**Information supplied**
--------------------

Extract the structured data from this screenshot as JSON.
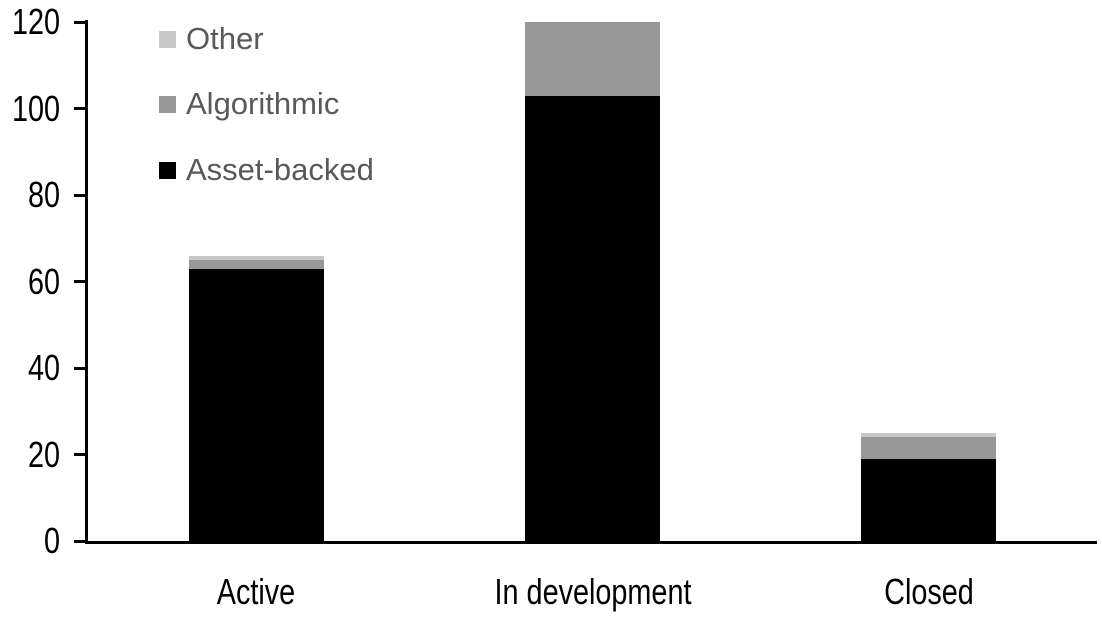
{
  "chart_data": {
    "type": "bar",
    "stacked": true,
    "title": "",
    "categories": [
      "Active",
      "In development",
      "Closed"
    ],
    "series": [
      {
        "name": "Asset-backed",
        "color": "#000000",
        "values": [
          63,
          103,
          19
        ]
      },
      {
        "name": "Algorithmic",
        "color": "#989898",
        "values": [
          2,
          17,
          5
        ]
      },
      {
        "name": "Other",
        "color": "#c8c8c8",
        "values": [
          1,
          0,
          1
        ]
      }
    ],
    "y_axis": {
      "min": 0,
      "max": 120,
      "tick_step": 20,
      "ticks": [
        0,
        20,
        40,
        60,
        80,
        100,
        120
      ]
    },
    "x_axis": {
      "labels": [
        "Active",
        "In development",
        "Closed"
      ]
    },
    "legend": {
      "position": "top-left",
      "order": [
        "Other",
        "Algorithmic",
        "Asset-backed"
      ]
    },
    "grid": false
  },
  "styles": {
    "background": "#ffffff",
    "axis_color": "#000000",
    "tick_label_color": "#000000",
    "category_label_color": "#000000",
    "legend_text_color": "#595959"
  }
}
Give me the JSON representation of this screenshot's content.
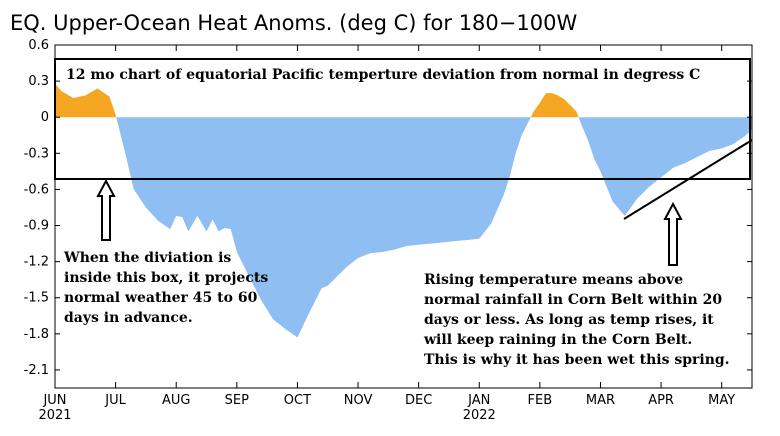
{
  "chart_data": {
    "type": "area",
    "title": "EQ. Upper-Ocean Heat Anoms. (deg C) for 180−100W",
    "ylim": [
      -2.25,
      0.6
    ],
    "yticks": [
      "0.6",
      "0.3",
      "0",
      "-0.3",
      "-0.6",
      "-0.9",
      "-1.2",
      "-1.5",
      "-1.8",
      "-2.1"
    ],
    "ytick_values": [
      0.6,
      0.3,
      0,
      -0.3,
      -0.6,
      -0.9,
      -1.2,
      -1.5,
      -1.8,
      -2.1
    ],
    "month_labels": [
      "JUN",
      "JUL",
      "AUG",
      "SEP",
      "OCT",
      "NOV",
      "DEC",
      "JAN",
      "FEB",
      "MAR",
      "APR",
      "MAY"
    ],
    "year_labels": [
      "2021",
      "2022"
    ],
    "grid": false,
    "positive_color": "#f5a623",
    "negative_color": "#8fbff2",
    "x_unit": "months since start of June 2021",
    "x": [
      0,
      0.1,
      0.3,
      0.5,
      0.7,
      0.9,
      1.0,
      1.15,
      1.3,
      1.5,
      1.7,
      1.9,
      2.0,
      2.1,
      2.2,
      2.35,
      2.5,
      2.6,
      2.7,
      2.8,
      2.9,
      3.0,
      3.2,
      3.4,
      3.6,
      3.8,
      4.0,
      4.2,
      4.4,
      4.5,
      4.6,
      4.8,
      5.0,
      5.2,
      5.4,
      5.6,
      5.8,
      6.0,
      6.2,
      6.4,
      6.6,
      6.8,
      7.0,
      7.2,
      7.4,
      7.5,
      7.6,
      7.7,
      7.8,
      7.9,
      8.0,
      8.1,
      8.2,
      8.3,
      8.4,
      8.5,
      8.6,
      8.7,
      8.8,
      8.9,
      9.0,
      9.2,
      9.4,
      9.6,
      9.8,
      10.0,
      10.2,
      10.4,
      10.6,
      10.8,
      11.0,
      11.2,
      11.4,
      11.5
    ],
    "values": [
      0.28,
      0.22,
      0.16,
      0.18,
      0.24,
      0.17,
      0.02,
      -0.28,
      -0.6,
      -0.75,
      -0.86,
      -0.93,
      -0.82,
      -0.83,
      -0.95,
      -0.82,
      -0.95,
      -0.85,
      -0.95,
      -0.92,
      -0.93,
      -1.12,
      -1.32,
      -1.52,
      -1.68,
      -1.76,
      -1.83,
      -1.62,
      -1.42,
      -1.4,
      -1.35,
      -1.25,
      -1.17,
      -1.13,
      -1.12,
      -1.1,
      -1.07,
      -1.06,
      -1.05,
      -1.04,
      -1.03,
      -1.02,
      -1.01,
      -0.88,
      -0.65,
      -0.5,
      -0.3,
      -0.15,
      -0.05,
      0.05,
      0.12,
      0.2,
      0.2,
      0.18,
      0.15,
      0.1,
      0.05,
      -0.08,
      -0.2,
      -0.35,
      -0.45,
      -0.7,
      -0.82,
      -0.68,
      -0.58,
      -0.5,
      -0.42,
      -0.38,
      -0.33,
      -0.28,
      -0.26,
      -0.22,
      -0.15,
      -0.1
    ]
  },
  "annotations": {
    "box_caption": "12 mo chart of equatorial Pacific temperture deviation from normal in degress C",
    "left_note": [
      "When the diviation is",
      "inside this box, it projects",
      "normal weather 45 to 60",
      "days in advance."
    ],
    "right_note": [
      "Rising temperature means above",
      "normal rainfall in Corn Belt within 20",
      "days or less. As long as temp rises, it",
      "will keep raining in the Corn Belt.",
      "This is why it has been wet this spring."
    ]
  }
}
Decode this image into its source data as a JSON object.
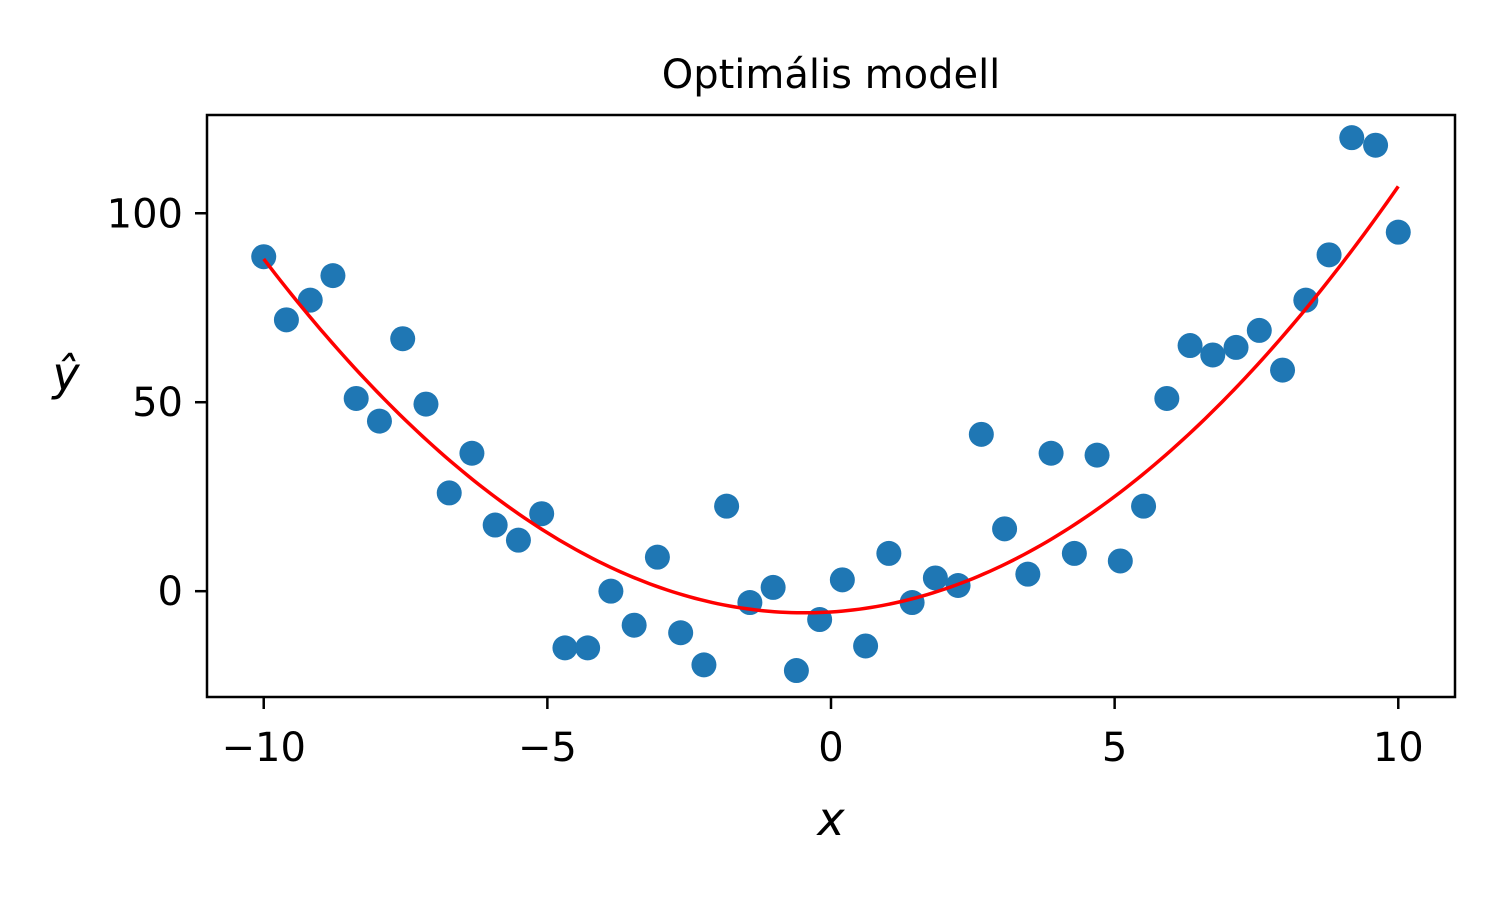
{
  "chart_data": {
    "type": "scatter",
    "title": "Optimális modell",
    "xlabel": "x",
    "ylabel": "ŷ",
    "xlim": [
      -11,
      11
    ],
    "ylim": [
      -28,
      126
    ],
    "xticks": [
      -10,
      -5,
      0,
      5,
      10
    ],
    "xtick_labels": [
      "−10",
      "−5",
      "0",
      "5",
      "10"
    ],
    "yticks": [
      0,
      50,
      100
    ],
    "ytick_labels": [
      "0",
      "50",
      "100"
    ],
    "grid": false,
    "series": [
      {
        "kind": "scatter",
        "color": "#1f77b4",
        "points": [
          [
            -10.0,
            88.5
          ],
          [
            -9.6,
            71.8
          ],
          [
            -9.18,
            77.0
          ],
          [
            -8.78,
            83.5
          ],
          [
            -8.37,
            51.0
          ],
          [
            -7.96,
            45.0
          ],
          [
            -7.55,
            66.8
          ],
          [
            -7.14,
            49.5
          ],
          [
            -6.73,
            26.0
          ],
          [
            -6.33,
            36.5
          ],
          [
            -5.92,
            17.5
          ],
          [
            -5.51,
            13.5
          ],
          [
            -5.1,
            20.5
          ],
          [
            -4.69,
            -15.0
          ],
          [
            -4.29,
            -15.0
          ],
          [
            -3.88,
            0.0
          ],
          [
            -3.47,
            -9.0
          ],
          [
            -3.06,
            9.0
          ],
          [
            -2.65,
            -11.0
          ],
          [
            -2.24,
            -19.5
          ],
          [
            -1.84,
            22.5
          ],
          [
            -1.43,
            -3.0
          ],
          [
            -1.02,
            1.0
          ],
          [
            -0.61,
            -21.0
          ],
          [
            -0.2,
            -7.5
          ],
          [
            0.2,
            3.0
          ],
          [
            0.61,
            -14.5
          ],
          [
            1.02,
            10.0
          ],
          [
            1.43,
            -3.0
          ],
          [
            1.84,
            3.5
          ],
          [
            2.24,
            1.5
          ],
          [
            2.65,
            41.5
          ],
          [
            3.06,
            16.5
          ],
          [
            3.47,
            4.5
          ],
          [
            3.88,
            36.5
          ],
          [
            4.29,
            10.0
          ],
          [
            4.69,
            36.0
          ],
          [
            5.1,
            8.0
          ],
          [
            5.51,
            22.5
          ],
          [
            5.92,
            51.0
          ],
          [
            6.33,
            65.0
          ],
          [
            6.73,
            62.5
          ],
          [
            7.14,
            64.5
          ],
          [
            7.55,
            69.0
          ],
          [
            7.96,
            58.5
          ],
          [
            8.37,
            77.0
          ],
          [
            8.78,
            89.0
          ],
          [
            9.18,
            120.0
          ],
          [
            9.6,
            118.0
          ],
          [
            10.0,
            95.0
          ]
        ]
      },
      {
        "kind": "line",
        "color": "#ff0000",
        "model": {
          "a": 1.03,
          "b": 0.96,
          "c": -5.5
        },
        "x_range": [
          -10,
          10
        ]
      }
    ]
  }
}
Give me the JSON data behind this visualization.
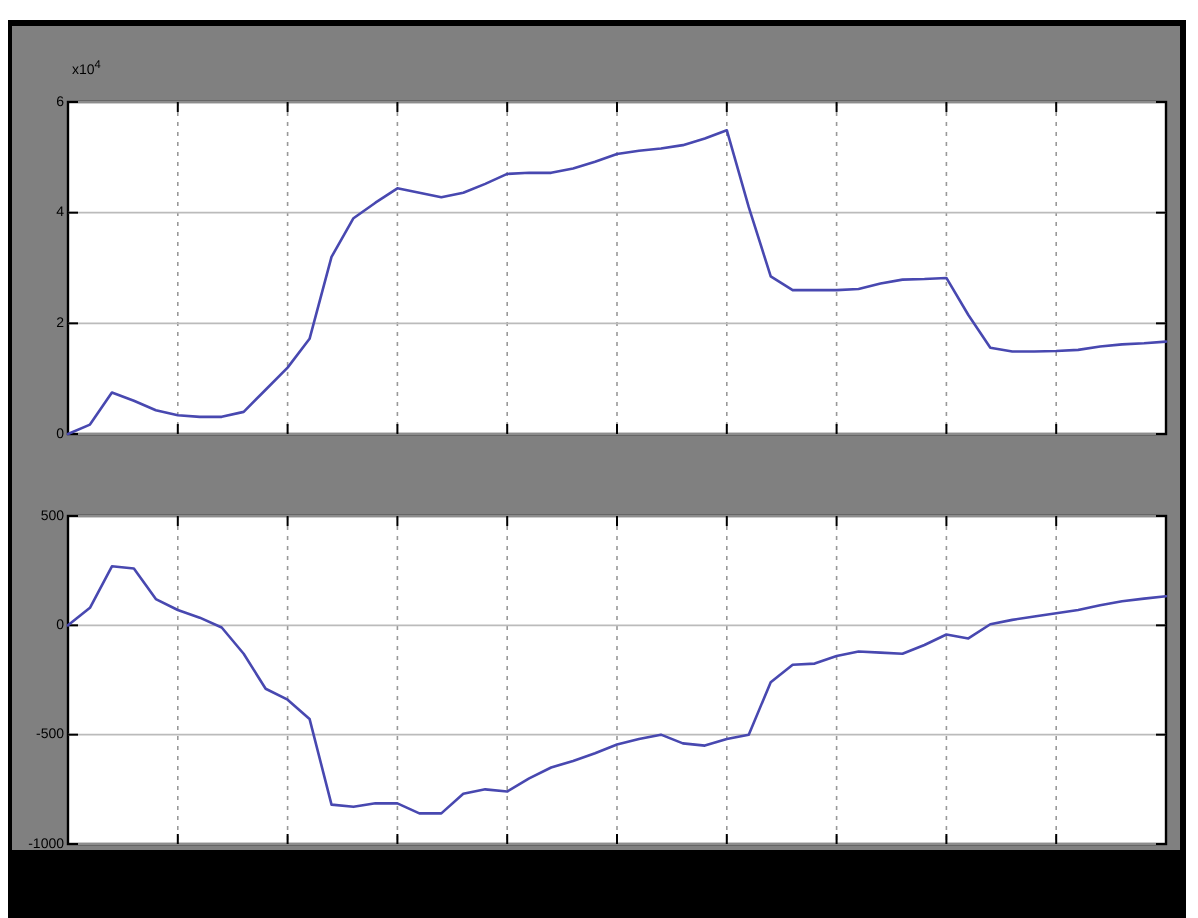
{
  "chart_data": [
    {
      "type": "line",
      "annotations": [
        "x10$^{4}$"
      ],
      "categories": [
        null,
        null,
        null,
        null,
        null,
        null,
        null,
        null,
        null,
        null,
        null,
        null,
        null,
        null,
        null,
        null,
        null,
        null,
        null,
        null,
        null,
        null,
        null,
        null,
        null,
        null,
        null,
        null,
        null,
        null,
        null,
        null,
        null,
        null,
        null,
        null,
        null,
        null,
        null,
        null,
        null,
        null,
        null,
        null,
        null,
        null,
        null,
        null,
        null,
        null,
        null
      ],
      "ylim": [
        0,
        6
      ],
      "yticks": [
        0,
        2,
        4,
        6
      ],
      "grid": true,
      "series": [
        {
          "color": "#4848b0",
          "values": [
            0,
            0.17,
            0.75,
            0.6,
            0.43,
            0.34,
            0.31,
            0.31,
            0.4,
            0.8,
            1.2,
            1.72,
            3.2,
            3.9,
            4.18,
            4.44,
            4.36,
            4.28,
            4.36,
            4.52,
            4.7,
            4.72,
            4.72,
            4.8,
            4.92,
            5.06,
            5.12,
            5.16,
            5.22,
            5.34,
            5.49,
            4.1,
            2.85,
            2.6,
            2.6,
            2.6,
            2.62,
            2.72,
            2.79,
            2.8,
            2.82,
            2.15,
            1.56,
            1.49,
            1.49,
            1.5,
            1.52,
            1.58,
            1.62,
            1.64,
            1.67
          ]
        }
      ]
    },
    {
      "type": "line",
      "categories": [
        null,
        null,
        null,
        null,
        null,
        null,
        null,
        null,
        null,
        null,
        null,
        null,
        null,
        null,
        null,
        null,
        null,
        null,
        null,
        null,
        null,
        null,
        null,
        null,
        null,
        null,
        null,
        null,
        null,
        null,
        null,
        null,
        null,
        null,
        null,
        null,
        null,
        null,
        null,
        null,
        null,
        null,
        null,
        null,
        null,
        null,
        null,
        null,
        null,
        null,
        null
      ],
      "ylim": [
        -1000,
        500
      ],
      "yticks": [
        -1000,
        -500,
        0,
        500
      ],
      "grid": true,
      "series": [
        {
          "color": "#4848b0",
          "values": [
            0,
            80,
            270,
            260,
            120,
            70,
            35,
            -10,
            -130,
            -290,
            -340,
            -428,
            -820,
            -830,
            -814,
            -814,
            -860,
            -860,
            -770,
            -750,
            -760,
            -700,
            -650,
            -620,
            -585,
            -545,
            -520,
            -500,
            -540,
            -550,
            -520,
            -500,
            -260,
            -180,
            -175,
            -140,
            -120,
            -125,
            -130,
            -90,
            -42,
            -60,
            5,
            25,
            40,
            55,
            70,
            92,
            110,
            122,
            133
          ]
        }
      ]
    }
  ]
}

--------------------

**The task**
Show the lines where the word "Give" appears in the entries.

**The reply**
Give me the JSON representation of this screenshot's content.
Give me the JSON data behind this visualization.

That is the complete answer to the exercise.